What you are asked to do - Each record below should be repeated precisely as written.
[Start]
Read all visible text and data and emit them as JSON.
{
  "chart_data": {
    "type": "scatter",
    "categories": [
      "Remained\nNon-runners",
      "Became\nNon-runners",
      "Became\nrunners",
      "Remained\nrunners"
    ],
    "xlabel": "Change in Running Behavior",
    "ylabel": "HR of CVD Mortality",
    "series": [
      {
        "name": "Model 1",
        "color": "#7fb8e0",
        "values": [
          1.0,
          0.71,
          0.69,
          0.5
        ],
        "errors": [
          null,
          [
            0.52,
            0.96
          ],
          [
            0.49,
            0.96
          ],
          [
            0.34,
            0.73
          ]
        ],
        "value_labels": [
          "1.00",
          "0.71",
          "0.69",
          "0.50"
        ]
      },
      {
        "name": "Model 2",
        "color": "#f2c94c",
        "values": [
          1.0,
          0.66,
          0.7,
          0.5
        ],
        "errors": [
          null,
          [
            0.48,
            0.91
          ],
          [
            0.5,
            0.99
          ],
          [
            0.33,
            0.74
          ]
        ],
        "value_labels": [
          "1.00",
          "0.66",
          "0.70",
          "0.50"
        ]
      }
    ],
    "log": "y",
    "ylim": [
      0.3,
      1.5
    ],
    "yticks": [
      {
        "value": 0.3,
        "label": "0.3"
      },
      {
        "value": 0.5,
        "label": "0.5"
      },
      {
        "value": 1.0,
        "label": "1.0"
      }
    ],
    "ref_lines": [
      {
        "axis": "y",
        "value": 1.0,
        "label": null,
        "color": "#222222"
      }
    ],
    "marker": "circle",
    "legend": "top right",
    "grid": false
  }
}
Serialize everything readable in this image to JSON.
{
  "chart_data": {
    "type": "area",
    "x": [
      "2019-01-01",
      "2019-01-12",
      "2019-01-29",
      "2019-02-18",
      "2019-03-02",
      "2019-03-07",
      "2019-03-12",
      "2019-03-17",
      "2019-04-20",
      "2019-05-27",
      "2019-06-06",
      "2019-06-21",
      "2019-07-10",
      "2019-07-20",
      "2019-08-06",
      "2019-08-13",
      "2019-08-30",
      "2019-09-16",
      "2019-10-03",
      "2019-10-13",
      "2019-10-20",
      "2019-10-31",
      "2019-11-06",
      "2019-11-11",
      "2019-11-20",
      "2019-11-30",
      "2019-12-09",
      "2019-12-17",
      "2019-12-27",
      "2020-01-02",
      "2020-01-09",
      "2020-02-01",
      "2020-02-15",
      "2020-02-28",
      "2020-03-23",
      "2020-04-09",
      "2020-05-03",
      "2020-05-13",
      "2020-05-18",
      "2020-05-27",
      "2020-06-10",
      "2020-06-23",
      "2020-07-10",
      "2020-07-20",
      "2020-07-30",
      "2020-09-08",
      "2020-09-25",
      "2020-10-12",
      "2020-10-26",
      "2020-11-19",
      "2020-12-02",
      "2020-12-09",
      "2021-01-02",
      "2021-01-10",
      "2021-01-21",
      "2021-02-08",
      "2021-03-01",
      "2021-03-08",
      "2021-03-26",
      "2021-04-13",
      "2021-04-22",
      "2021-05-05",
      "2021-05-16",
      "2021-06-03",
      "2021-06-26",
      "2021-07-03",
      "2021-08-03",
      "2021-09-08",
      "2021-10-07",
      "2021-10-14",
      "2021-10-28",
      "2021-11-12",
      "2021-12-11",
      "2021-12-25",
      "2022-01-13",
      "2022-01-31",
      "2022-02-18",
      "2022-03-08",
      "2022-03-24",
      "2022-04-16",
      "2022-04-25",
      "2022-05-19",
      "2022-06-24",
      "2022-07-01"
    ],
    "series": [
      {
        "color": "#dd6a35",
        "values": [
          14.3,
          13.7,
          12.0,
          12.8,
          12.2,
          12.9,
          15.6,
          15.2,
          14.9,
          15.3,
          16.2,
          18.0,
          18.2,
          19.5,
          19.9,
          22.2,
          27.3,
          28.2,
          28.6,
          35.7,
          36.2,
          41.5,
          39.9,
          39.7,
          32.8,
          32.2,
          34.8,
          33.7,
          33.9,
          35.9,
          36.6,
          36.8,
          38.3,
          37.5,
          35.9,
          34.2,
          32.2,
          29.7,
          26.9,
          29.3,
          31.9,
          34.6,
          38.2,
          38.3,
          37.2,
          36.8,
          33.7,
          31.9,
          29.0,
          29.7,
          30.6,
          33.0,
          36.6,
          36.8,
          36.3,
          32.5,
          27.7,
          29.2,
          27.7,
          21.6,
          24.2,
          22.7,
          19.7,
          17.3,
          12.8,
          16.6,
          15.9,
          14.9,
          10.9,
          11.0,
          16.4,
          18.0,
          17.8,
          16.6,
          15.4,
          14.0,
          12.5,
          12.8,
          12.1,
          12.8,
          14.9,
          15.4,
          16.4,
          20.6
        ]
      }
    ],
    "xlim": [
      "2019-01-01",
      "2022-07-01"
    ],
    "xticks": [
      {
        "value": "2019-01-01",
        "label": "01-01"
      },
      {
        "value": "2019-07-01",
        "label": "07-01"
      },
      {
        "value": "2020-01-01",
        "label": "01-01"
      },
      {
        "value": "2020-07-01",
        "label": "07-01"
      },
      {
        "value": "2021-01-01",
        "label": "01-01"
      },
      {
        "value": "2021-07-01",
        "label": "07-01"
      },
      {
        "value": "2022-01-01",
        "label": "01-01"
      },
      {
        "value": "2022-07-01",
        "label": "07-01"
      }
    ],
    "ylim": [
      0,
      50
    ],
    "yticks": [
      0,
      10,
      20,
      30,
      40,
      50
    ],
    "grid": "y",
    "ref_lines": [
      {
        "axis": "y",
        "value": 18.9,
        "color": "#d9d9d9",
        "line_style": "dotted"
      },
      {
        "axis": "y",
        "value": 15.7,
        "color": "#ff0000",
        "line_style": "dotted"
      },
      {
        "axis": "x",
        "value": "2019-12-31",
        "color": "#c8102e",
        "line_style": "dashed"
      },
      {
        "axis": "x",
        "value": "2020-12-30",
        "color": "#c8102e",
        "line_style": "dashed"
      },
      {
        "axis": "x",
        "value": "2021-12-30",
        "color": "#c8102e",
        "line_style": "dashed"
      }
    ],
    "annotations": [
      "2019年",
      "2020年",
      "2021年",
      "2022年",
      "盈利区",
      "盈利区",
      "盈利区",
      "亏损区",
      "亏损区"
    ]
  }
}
[End]
Task result -
Read all visible text and data and emit them as JSON.
{
  "chart_data": {
    "type": "scatter",
    "categories": [
      "Remained\nNon-runners",
      "Became\nNon-runners",
      "Became\nrunners",
      "Remained\nrunners"
    ],
    "xlabel": "Change in Running Behavior",
    "ylabel": "HR of CVD Mortality",
    "series": [
      {
        "name": "Model 1",
        "color": "#7fb8e0",
        "values": [
          1.0,
          0.71,
          0.69,
          0.5
        ],
        "errors": [
          null,
          [
            0.52,
            0.96
          ],
          [
            0.49,
            0.96
          ],
          [
            0.34,
            0.73
          ]
        ],
        "value_labels": [
          "1.00",
          "0.71",
          "0.69",
          "0.50"
        ]
      },
      {
        "name": "Model 2",
        "color": "#f2c94c",
        "values": [
          1.0,
          0.66,
          0.7,
          0.5
        ],
        "errors": [
          null,
          [
            0.48,
            0.91
          ],
          [
            0.5,
            0.99
          ],
          [
            0.33,
            0.74
          ]
        ],
        "value_labels": [
          "1.00",
          "0.66",
          "0.70",
          "0.50"
        ]
      }
    ],
    "log": "y",
    "ylim": [
      0.3,
      1.5
    ],
    "yticks": [
      {
        "value": 0.3,
        "label": "0.3"
      },
      {
        "value": 0.5,
        "label": "0.5"
      },
      {
        "value": 1.0,
        "label": "1.0"
      }
    ],
    "ref_lines": [
      {
        "axis": "y",
        "value": 1.0,
        "label": null,
        "color": "#222222"
      }
    ],
    "marker": "circle",
    "legend": "top right",
    "grid": false
  }
}
Serialize everything readable in this image to JSON.
{
  "chart_data": {
    "type": "area",
    "x": [
      "2019-01-01",
      "2019-01-12",
      "2019-01-29",
      "2019-02-18",
      "2019-03-02",
      "2019-03-07",
      "2019-03-12",
      "2019-03-17",
      "2019-04-20",
      "2019-05-27",
      "2019-06-06",
      "2019-06-21",
      "2019-07-10",
      "2019-07-20",
      "2019-08-06",
      "2019-08-13",
      "2019-08-30",
      "2019-09-16",
      "2019-10-03",
      "2019-10-13",
      "2019-10-20",
      "2019-10-31",
      "2019-11-06",
      "2019-11-11",
      "2019-11-20",
      "2019-11-30",
      "2019-12-09",
      "2019-12-17",
      "2019-12-27",
      "2020-01-02",
      "2020-01-09",
      "2020-02-01",
      "2020-02-15",
      "2020-02-28",
      "2020-03-23",
      "2020-04-09",
      "2020-05-03",
      "2020-05-13",
      "2020-05-18",
      "2020-05-27",
      "2020-06-10",
      "2020-06-23",
      "2020-07-10",
      "2020-07-20",
      "2020-07-30",
      "2020-09-08",
      "2020-09-25",
      "2020-10-12",
      "2020-10-26",
      "2020-11-19",
      "2020-12-02",
      "2020-12-09",
      "2021-01-02",
      "2021-01-10",
      "2021-01-21",
      "2021-02-08",
      "2021-03-01",
      "2021-03-08",
      "2021-03-26",
      "2021-04-13",
      "2021-04-22",
      "2021-05-05",
      "2021-05-16",
      "2021-06-03",
      "2021-06-26",
      "2021-07-03",
      "2021-08-03",
      "2021-09-08",
      "2021-10-07",
      "2021-10-14",
      "2021-10-28",
      "2021-11-12",
      "2021-12-11",
      "2021-12-25",
      "2022-01-13",
      "2022-01-31",
      "2022-02-18",
      "2022-03-08",
      "2022-03-24",
      "2022-04-16",
      "2022-04-25",
      "2022-05-19",
      "2022-06-24",
      "2022-07-01"
    ],
    "series": [
      {
        "color": "#dd6a35",
        "values": [
          14.3,
          13.7,
          12.0,
          12.8,
          12.2,
          12.9,
          15.6,
          15.2,
          14.9,
          15.3,
          16.2,
          18.0,
          18.2,
          19.5,
          19.9,
          22.2,
          27.3,
          28.2,
          28.6,
          35.7,
          36.2,
          41.5,
          39.9,
          39.7,
          32.8,
          32.2,
          34.8,
          33.7,
          33.9,
          35.9,
          36.6,
          36.8,
          38.3,
          37.5,
          35.9,
          34.2,
          32.2,
          29.7,
          26.9,
          29.3,
          31.9,
          34.6,
          38.2,
          38.3,
          37.2,
          36.8,
          33.7,
          31.9,
          29.0,
          29.7,
          30.6,
          33.0,
          36.6,
          36.8,
          36.3,
          32.5,
          27.7,
          29.2,
          27.7,
          21.6,
          24.2,
          22.7,
          19.7,
          17.3,
          12.8,
          16.6,
          15.9,
          14.9,
          10.9,
          11.0,
          16.4,
          18.0,
          17.8,
          16.6,
          15.4,
          14.0,
          12.5,
          12.8,
          12.1,
          12.8,
          14.9,
          15.4,
          16.4,
          20.6
        ]
      }
    ],
    "xlim": [
      "2019-01-01",
      "2022-07-01"
    ],
    "xticks": [
      {
        "value": "2019-01-01",
        "label": "01-01"
      },
      {
        "value": "2019-07-01",
        "label": "07-01"
      },
      {
        "value": "2020-01-01",
        "label": "01-01"
      },
      {
        "value": "2020-07-01",
        "label": "07-01"
      },
      {
        "value": "2021-01-01",
        "label": "01-01"
      },
      {
        "value": "2021-07-01",
        "label": "07-01"
      },
      {
        "value": "2022-01-01",
        "label": "01-01"
      },
      {
        "value": "2022-07-01",
        "label": "07-01"
      }
    ],
    "ylim": [
      0,
      50
    ],
    "yticks": [
      0,
      10,
      20,
      30,
      40,
      50
    ],
    "grid": "y",
    "ref_lines": [
      {
        "axis": "y",
        "value": 18.9,
        "color": "#d9d9d9",
        "line_style": "dotted"
      },
      {
        "axis": "y",
        "value": 15.7,
        "color": "#ff0000",
        "line_style": "dotted"
      },
      {
        "axis": "x",
        "value": "2019-12-31",
        "color": "#c8102e",
        "line_style": "dashed"
      },
      {
        "axis": "x",
        "value": "2020-12-30",
        "color": "#c8102e",
        "line_style": "dashed"
      },
      {
        "axis": "x",
        "value": "2021-12-30",
        "color": "#c8102e",
        "line_style": "dashed"
      }
    ],
    "annotations": [
      "2019年",
      "2020年",
      "2021年",
      "2022年",
      "盈利区",
      "盈利区",
      "盈利区",
      "亏损区",
      "亏损区"
    ]
  }
}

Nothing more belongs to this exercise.